*Problem requirements*. Print each of the entries exactly, leaving nothing out.

Source records:
+++

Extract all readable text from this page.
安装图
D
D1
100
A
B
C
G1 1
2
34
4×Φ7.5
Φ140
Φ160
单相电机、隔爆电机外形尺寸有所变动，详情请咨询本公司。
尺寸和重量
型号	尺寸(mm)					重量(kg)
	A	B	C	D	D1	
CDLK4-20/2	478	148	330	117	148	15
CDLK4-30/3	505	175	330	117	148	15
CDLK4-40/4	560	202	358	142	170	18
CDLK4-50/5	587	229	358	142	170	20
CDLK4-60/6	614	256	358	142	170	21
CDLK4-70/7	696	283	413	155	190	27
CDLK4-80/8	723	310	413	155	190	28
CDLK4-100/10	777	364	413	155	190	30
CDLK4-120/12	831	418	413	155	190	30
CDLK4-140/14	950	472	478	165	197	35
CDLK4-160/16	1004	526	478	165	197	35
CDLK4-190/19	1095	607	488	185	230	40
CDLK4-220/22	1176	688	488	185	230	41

+++

*Response below*.
Extract all readable text from this page.
安装图
D
D1
100
A
B
C
G1 1
2
34
4×Φ7.5
Φ140
Φ160
单相电机、隔爆电机外形尺寸有所变动，详情请咨询本公司。
尺寸和重量
型号	尺寸(mm)					重量(kg)
	A	B	C	D	D1	
CDLK4-20/2	478	148	330	117	148	15
CDLK4-30/3	505	175	330	117	148	15
CDLK4-40/4	560	202	358	142	170	18
CDLK4-50/5	587	229	358	142	170	20
CDLK4-60/6	614	256	358	142	170	21
CDLK4-70/7	696	283	413	155	190	27
CDLK4-80/8	723	310	413	155	190	28
CDLK4-100/10	777	364	413	155	190	30
CDLK4-120/12	831	418	413	155	190	30
CDLK4-140/14	950	472	478	165	197	35
CDLK4-160/16	1004	526	478	165	197	35
CDLK4-190/19	1095	607	488	185	230	40
CDLK4-220/22	1176	688	488	185	230	41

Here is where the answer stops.